-- Exercise task --
Repeat, without any change, the entries presented below.

+++ Supplied entries +++

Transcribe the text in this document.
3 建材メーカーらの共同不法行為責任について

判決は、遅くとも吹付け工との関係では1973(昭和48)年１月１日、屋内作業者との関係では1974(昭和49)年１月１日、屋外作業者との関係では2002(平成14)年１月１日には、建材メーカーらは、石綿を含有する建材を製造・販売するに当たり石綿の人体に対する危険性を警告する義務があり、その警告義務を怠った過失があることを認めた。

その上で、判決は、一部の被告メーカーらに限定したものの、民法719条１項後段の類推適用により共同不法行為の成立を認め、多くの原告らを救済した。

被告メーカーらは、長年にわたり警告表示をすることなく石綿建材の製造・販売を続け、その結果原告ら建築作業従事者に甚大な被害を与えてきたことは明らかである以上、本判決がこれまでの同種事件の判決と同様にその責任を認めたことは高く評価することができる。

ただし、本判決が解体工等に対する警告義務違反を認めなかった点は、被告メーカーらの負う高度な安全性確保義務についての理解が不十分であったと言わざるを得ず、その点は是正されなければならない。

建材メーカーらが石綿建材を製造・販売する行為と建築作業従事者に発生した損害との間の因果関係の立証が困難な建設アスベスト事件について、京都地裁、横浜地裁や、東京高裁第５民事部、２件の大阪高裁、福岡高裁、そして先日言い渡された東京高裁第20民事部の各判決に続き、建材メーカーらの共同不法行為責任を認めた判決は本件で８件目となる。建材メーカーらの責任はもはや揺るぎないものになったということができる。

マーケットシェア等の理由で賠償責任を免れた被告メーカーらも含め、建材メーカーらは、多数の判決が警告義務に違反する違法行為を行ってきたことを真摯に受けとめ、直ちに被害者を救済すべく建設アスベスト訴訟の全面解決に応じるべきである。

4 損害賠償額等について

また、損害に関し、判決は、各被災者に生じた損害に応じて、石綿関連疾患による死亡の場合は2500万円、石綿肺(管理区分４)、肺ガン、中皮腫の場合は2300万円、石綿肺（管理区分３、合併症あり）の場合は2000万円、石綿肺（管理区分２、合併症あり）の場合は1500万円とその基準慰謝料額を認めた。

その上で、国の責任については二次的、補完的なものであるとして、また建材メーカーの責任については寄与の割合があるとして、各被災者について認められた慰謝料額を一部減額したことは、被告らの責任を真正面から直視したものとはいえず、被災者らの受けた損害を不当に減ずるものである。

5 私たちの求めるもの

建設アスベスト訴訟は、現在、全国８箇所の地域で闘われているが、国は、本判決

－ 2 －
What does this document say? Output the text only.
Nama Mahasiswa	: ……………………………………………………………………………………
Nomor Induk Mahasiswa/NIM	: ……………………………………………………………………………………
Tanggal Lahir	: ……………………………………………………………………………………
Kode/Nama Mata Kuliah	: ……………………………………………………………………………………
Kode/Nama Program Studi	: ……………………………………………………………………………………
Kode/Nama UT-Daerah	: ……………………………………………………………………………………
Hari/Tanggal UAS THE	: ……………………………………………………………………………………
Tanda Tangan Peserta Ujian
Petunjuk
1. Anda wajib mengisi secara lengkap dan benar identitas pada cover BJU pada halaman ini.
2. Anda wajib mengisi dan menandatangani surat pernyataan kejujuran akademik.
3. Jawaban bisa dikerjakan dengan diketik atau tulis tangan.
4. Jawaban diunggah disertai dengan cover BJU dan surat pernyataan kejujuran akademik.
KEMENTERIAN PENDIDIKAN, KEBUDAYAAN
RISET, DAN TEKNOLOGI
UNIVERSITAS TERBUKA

+++

-- Task solution --
Transcribe the text in this document.
3 建材メーカーらの共同不法行為責任について

判決は、遅くとも吹付け工との関係では1973(昭和48)年１月１日、屋内作業者との関係では1974(昭和49)年１月１日、屋外作業者との関係では2002(平成14)年１月１日には、建材メーカーらは、石綿を含有する建材を製造・販売するに当たり石綿の人体に対する危険性を警告する義務があり、その警告義務を怠った過失があることを認めた。

その上で、判決は、一部の被告メーカーらに限定したものの、民法719条１項後段の類推適用により共同不法行為の成立を認め、多くの原告らを救済した。

被告メーカーらは、長年にわたり警告表示をすることなく石綿建材の製造・販売を続け、その結果原告ら建築作業従事者に甚大な被害を与えてきたことは明らかである以上、本判決がこれまでの同種事件の判決と同様にその責任を認めたことは高く評価することができる。

ただし、本判決が解体工等に対する警告義務違反を認めなかった点は、被告メーカーらの負う高度な安全性確保義務についての理解が不十分であったと言わざるを得ず、その点は是正されなければならない。

建材メーカーらが石綿建材を製造・販売する行為と建築作業従事者に発生した損害との間の因果関係の立証が困難な建設アスベスト事件について、京都地裁、横浜地裁や、東京高裁第５民事部、２件の大阪高裁、福岡高裁、そして先日言い渡された東京高裁第20民事部の各判決に続き、建材メーカーらの共同不法行為責任を認めた判決は本件で８件目となる。建材メーカーらの責任はもはや揺るぎないものになったということができる。

マーケットシェア等の理由で賠償責任を免れた被告メーカーらも含め、建材メーカーらは、多数の判決が警告義務に違反する違法行為を行ってきたことを真摯に受けとめ、直ちに被害者を救済すべく建設アスベスト訴訟の全面解決に応じるべきである。

4 損害賠償額等について

また、損害に関し、判決は、各被災者に生じた損害に応じて、石綿関連疾患による死亡の場合は2500万円、石綿肺(管理区分４)、肺ガン、中皮腫の場合は2300万円、石綿肺（管理区分３、合併症あり）の場合は2000万円、石綿肺（管理区分２、合併症あり）の場合は1500万円とその基準慰謝料額を認めた。

その上で、国の責任については二次的、補完的なものであるとして、また建材メーカーの責任については寄与の割合があるとして、各被災者について認められた慰謝料額を一部減額したことは、被告らの責任を真正面から直視したものとはいえず、被災者らの受けた損害を不当に減ずるものである。

5 私たちの求めるもの

建設アスベスト訴訟は、現在、全国８箇所の地域で闘われているが、国は、本判決

－ 2 －
What does this document say? Output the text only.
Nama Mahasiswa	: ……………………………………………………………………………………
Nomor Induk Mahasiswa/NIM	: ……………………………………………………………………………………
Tanggal Lahir	: ……………………………………………………………………………………
Kode/Nama Mata Kuliah	: ……………………………………………………………………………………
Kode/Nama Program Studi	: ……………………………………………………………………………………
Kode/Nama UT-Daerah	: ……………………………………………………………………………………
Hari/Tanggal UAS THE	: ……………………………………………………………………………………
Tanda Tangan Peserta Ujian
Petunjuk
1. Anda wajib mengisi secara lengkap dan benar identitas pada cover BJU pada halaman ini.
2. Anda wajib mengisi dan menandatangani surat pernyataan kejujuran akademik.
3. Jawaban bisa dikerjakan dengan diketik atau tulis tangan.
4. Jawaban diunggah disertai dengan cover BJU dan surat pernyataan kejujuran akademik.
KEMENTERIAN PENDIDIKAN, KEBUDAYAAN
RISET, DAN TEKNOLOGI
UNIVERSITAS TERBUKA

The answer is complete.